* _Task to carry out_
Format the records from their first line through the line containing "pegman-icon — [2043, 849, 2055, 884]", inclusive, as a numbered list, leaving out any blank lines.

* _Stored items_
=-=-=

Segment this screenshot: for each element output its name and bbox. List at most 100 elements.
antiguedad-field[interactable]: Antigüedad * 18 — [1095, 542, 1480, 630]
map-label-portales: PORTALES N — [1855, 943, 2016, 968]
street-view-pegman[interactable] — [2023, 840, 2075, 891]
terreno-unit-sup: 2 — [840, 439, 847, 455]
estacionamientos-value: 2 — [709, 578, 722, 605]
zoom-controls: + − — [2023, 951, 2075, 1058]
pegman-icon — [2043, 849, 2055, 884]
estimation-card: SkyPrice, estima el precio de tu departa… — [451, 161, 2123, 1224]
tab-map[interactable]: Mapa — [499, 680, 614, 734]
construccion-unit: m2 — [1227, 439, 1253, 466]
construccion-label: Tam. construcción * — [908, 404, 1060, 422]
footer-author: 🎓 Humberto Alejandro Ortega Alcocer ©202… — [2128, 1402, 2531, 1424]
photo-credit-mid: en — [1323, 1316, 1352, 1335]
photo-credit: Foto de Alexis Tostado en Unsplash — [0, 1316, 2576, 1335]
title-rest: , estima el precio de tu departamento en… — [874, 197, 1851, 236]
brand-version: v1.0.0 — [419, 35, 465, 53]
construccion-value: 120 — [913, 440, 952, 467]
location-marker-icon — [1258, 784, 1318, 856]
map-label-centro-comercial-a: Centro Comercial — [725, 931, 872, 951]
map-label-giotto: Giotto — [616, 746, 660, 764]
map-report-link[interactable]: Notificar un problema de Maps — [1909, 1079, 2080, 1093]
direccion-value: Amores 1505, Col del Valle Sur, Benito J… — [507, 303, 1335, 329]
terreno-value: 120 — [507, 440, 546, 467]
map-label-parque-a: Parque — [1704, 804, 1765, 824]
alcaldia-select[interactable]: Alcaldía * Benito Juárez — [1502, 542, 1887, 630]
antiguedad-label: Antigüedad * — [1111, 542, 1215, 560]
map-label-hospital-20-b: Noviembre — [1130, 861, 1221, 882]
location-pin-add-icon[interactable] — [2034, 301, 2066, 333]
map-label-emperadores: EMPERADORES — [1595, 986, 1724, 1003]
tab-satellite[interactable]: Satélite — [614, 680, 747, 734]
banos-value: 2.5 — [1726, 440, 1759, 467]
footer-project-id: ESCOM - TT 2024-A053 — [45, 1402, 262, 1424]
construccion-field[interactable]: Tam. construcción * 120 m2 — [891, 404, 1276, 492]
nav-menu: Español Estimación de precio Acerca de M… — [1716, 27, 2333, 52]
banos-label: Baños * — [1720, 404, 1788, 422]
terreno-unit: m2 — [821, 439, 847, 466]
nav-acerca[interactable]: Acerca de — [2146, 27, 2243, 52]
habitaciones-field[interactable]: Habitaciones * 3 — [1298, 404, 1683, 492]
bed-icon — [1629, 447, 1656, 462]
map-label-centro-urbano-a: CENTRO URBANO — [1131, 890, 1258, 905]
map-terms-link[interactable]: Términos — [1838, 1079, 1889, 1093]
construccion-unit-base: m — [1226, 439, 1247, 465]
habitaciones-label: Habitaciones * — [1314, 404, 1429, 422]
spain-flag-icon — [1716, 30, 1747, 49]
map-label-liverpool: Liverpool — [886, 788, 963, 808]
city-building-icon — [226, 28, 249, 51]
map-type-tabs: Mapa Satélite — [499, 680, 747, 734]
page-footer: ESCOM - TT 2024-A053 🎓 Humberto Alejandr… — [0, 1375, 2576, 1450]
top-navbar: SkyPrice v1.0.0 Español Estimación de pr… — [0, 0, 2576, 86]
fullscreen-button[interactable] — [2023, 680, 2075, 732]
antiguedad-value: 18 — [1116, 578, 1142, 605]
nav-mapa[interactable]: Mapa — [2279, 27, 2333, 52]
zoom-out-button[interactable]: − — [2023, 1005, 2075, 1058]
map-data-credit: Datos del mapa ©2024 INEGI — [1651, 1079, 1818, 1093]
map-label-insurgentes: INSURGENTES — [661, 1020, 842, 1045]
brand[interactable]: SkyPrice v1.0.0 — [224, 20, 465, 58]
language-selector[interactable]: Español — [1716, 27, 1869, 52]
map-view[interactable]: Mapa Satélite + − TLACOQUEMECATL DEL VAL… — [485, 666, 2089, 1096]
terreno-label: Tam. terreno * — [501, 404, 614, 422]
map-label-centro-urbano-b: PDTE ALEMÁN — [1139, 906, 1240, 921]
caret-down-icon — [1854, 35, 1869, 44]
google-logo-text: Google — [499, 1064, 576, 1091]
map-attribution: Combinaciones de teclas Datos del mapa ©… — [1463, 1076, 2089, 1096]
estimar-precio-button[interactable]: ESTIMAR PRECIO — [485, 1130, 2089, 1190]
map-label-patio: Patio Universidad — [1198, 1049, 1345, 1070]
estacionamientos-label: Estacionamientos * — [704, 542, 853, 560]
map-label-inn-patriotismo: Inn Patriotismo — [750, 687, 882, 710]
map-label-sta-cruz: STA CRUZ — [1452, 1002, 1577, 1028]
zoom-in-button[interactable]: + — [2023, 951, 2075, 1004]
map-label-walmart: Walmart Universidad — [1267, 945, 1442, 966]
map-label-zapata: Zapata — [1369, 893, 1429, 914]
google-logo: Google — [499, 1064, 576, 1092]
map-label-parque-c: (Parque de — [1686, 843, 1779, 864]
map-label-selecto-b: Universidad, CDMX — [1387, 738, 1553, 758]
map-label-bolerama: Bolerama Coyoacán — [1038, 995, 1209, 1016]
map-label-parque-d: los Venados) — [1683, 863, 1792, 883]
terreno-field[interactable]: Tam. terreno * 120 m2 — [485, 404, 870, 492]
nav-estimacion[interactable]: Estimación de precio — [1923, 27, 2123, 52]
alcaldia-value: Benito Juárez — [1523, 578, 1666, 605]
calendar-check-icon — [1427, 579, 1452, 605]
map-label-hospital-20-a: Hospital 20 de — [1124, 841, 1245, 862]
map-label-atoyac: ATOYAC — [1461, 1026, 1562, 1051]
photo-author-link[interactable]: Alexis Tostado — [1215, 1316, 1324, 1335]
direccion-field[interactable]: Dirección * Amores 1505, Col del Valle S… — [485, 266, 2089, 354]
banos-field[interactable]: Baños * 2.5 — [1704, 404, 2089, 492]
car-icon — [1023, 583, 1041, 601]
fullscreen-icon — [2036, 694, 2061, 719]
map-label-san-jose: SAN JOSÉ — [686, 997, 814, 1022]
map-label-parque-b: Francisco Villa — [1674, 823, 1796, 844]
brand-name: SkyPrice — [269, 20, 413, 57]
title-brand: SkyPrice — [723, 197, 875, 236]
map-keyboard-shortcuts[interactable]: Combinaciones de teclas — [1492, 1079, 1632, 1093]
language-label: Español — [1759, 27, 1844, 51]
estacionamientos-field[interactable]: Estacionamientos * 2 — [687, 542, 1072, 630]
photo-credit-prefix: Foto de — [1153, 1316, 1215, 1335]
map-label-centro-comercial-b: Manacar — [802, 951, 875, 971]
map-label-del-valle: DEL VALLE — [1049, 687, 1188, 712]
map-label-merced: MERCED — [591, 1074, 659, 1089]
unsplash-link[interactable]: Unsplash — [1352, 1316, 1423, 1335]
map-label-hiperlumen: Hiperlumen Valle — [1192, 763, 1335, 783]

=-=-=

* _Result_
1. Segment this screenshot: for each element output its name and bbox. List at most 100 elements.
2. antiguedad-field[interactable]: Antigüedad * 18 — [1095, 542, 1480, 630]
3. map-label-portales: PORTALES N — [1855, 943, 2016, 968]
4. street-view-pegman[interactable] — [2023, 840, 2075, 891]
5. terreno-unit-sup: 2 — [840, 439, 847, 455]
6. estacionamientos-value: 2 — [709, 578, 722, 605]
7. zoom-controls: + − — [2023, 951, 2075, 1058]
8. pegman-icon — [2043, 849, 2055, 884]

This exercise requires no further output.